:: Source records

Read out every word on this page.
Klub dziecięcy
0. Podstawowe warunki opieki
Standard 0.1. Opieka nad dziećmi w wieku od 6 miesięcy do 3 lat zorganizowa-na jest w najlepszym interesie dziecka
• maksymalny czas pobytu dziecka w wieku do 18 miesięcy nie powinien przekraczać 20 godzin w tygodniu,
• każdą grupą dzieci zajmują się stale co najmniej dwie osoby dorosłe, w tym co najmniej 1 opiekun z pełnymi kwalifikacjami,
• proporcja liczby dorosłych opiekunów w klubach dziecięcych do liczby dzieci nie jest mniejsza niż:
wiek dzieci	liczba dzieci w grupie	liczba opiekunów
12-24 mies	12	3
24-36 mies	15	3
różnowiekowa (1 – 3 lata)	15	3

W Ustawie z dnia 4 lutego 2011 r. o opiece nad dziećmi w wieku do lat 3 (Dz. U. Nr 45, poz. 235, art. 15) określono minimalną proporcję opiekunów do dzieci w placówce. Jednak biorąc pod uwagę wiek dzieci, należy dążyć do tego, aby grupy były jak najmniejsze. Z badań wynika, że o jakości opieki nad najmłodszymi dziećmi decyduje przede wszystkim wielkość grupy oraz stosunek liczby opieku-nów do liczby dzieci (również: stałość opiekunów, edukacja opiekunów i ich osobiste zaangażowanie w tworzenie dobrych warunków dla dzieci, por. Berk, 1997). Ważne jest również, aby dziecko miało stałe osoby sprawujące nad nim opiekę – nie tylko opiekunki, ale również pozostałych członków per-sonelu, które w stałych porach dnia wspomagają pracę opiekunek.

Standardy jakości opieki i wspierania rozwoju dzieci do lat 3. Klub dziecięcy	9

::::

The records above should all be quoted exactly, please.

- Answer to this exercise:
Read out every word on this page.
Klub dziecięcy
0. Podstawowe warunki opieki
Standard 0.1. Opieka nad dziećmi w wieku od 6 miesięcy do 3 lat zorganizowa-na jest w najlepszym interesie dziecka
• maksymalny czas pobytu dziecka w wieku do 18 miesięcy nie powinien przekraczać 20 godzin w tygodniu,
• każdą grupą dzieci zajmują się stale co najmniej dwie osoby dorosłe, w tym co najmniej 1 opiekun z pełnymi kwalifikacjami,
• proporcja liczby dorosłych opiekunów w klubach dziecięcych do liczby dzieci nie jest mniejsza niż:
wiek dzieci	liczba dzieci w grupie	liczba opiekunów
12-24 mies	12	3
24-36 mies	15	3
różnowiekowa (1 – 3 lata)	15	3

W Ustawie z dnia 4 lutego 2011 r. o opiece nad dziećmi w wieku do lat 3 (Dz. U. Nr 45, poz. 235, art. 15) określono minimalną proporcję opiekunów do dzieci w placówce. Jednak biorąc pod uwagę wiek dzieci, należy dążyć do tego, aby grupy były jak najmniejsze. Z badań wynika, że o jakości opieki nad najmłodszymi dziećmi decyduje przede wszystkim wielkość grupy oraz stosunek liczby opieku-nów do liczby dzieci (również: stałość opiekunów, edukacja opiekunów i ich osobiste zaangażowanie w tworzenie dobrych warunków dla dzieci, por. Berk, 1997). Ważne jest również, aby dziecko miało stałe osoby sprawujące nad nim opiekę – nie tylko opiekunki, ale również pozostałych członków per-sonelu, które w stałych porach dnia wspomagają pracę opiekunek.

Standardy jakości opieki i wspierania rozwoju dzieci do lat 3. Klub dziecięcy	9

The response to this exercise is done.